[Data extract]:
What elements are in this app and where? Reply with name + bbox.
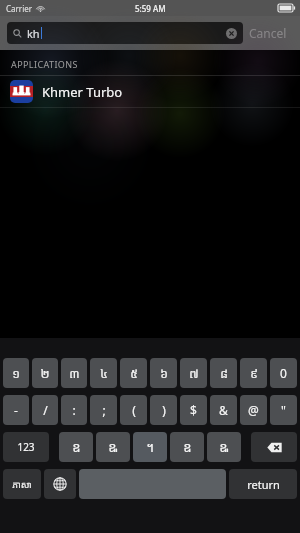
button[interactable]: Cancel	[243, 22, 293, 44]
button[interactable]: ៣	[61, 358, 87, 388]
button[interactable]: /	[32, 395, 58, 425]
staticText: ឩ	[108, 438, 118, 456]
staticText: ។	[146, 438, 154, 456]
staticText: $	[190, 402, 197, 418]
staticText: -	[14, 402, 18, 418]
staticText: 5:59 AM	[135, 3, 166, 14]
staticText: return	[247, 477, 280, 492]
staticText: /	[43, 402, 48, 418]
button[interactable]: ;	[90, 395, 117, 425]
staticText: ៦	[160, 365, 168, 381]
button[interactable]: ៩	[240, 358, 267, 388]
button[interactable]: @	[240, 395, 267, 425]
button[interactable]: 0	[270, 358, 297, 388]
button[interactable]: $	[180, 395, 207, 425]
button[interactable]: ៧	[180, 358, 207, 388]
staticText: ១	[12, 365, 20, 381]
staticText: )	[162, 402, 166, 418]
staticText: ;	[102, 402, 106, 418]
button[interactable]: ៥	[120, 358, 147, 388]
button[interactable]: ៤	[90, 358, 117, 388]
button[interactable]: -	[3, 395, 29, 425]
button[interactable]: Khmer Turbo	[0, 76, 300, 107]
staticText: Khmer Turbo	[42, 83, 123, 101]
button[interactable]: ១	[3, 358, 29, 388]
staticText: ៩	[250, 365, 258, 381]
button[interactable]: ឩ	[207, 432, 241, 462]
staticText: "	[281, 402, 286, 418]
staticText: ៤	[100, 365, 108, 381]
staticText: APPLICATIONS	[11, 58, 78, 70]
staticText: Cancel	[249, 25, 287, 41]
staticText: ៣	[69, 365, 80, 381]
button[interactable]: ឩ	[96, 432, 130, 462]
button[interactable]: ២	[32, 358, 58, 388]
button[interactable]: return	[229, 469, 297, 499]
staticText: Carrier	[6, 3, 33, 14]
button[interactable]: &	[210, 395, 237, 425]
staticText: ភាសា	[12, 478, 32, 490]
button[interactable]: Space	[79, 469, 226, 499]
button[interactable]: ឧ	[59, 432, 93, 462]
staticText: ឧ	[72, 438, 81, 456]
staticText: kh	[27, 26, 40, 41]
button[interactable]: (	[120, 395, 147, 425]
staticText: ២	[40, 365, 50, 381]
staticText: ៨	[220, 365, 228, 381]
button[interactable]: :	[61, 395, 87, 425]
button[interactable]: ៨	[210, 358, 237, 388]
staticText: 123	[17, 440, 35, 454]
button[interactable]: 123	[3, 432, 49, 462]
staticText: ៥	[130, 365, 138, 381]
button[interactable]: ភាសា	[3, 469, 41, 499]
staticText: ៧	[189, 365, 199, 381]
button[interactable]: Clear text	[226, 28, 237, 39]
button[interactable]: ឧ	[170, 432, 204, 462]
staticText: &	[219, 402, 228, 418]
staticText: @	[248, 402, 259, 418]
staticText: 0	[280, 365, 287, 381]
staticText: (	[132, 402, 136, 418]
button[interactable]: "	[270, 395, 297, 425]
staticText: ឩ	[219, 438, 229, 456]
button[interactable]: Switch keyboard	[44, 469, 76, 499]
staticText: :	[72, 402, 76, 418]
button[interactable]: ។	[133, 432, 167, 462]
button[interactable]: kh	[7, 22, 243, 44]
button[interactable]: )	[150, 395, 177, 425]
staticText: ឧ	[183, 438, 192, 456]
button[interactable]: Backspace	[251, 432, 297, 462]
button[interactable]: ៦	[150, 358, 177, 388]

[What you should do]:
Rewrite every line of the rows above as a JSON list of strings, one string per line, with blank lines dropped and the picture left out.

[Answer to this exercise]:
[
  "What elements are in this app and where? Reply with name + bbox.",
  "button[interactable]: Cancel\t[243, 22, 293, 44]",
  "button[interactable]: ៣\t[61, 358, 87, 388]",
  "button[interactable]: /\t[32, 395, 58, 425]",
  "staticText: ឩ\t[108, 438, 118, 456]",
  "staticText: ។\t[146, 438, 154, 456]",
  "staticText: $\t[190, 402, 197, 418]",
  "staticText: -\t[14, 402, 18, 418]",
  "staticText: 5:59 AM\t[135, 3, 166, 14]",
  "staticText: return\t[247, 477, 280, 492]",
  "staticText: /\t[43, 402, 48, 418]",
  "button[interactable]: ;\t[90, 395, 117, 425]",
  "staticText: ៦\t[160, 365, 168, 381]",
  "button[interactable]: ៩\t[240, 358, 267, 388]",
  "button[interactable]: @\t[240, 395, 267, 425]",
  "button[interactable]: 0\t[270, 358, 297, 388]",
  "button[interactable]: $\t[180, 395, 207, 425]",
  "button[interactable]: ៧\t[180, 358, 207, 388]",
  "staticText: ១\t[12, 365, 20, 381]",
  "staticText: )\t[162, 402, 166, 418]",
  "staticText: ;\t[102, 402, 106, 418]",
  "button[interactable]: ៥\t[120, 358, 147, 388]",
  "button[interactable]: ៤\t[90, 358, 117, 388]",
  "button[interactable]: -\t[3, 395, 29, 425]",
  "button[interactable]: Khmer Turbo\t[0, 76, 300, 107]",
  "staticText: Khmer Turbo\t[42, 83, 123, 101]",
  "button[interactable]: ១\t[3, 358, 29, 388]",
  "staticText: ៩\t[250, 365, 258, 381]",
  "button[interactable]: ឩ\t[207, 432, 241, 462]",
  "staticText: \"\t[281, 402, 286, 418]",
  "staticText: ៤\t[100, 365, 108, 381]",
  "staticText: APPLICATIONS\t[11, 58, 78, 70]",
  "staticText: Cancel\t[249, 25, 287, 41]",
  "staticText: ៣\t[69, 365, 80, 381]",
  "button[interactable]: ឩ\t[96, 432, 130, 462]",
  "button[interactable]: ២\t[32, 358, 58, 388]",
  "button[interactable]: return\t[229, 469, 297, 499]",
  "staticText: Carrier\t[6, 3, 33, 14]",
  "button[interactable]: &\t[210, 395, 237, 425]",
  "staticText: ភាសា\t[12, 478, 32, 490]",
  "button[interactable]: Space\t[79, 469, 226, 499]",
  "button[interactable]: ឧ\t[59, 432, 93, 462]",
  "staticText: ឧ\t[72, 438, 81, 456]",
  "staticText: kh\t[27, 26, 40, 41]",
  "button[interactable]: (\t[120, 395, 147, 425]",
  "staticText: ២\t[40, 365, 50, 381]",
  "staticText: ៨\t[220, 365, 228, 381]",
  "button[interactable]: :\t[61, 395, 87, 425]",
  "button[interactable]: ៨\t[210, 358, 237, 388]",
  "staticText: 123\t[17, 440, 35, 454]",
  "button[interactable]: 123\t[3, 432, 49, 462]",
  "staticText: ៥\t[130, 365, 138, 381]",
  "button[interactable]: ភាសា\t[3, 469, 41, 499]",
  "staticText: ៧\t[189, 365, 199, 381]",
  "button[interactable]: Clear text\t[226, 28, 237, 39]",
  "button[interactable]: ឧ\t[170, 432, 204, 462]",
  "staticText: &\t[219, 402, 228, 418]",
  "staticText: @\t[248, 402, 259, 418]",
  "staticText: 0\t[280, 365, 287, 381]",
  "staticText: (\t[132, 402, 136, 418]",
  "button[interactable]: \"\t[270, 395, 297, 425]",
  "staticText: ឩ\t[219, 438, 229, 456]",
  "button[interactable]: Switch keyboard\t[44, 469, 76, 499]",
  "staticText: :\t[72, 402, 76, 418]",
  "button[interactable]: ។\t[133, 432, 167, 462]",
  "button[interactable]: kh\t[7, 22, 243, 44]",
  "button[interactable]: )\t[150, 395, 177, 425]",
  "staticText: ឧ\t[183, 438, 192, 456]",
  "button[interactable]: Backspace\t[251, 432, 297, 462]",
  "button[interactable]: ៦\t[150, 358, 177, 388]"
]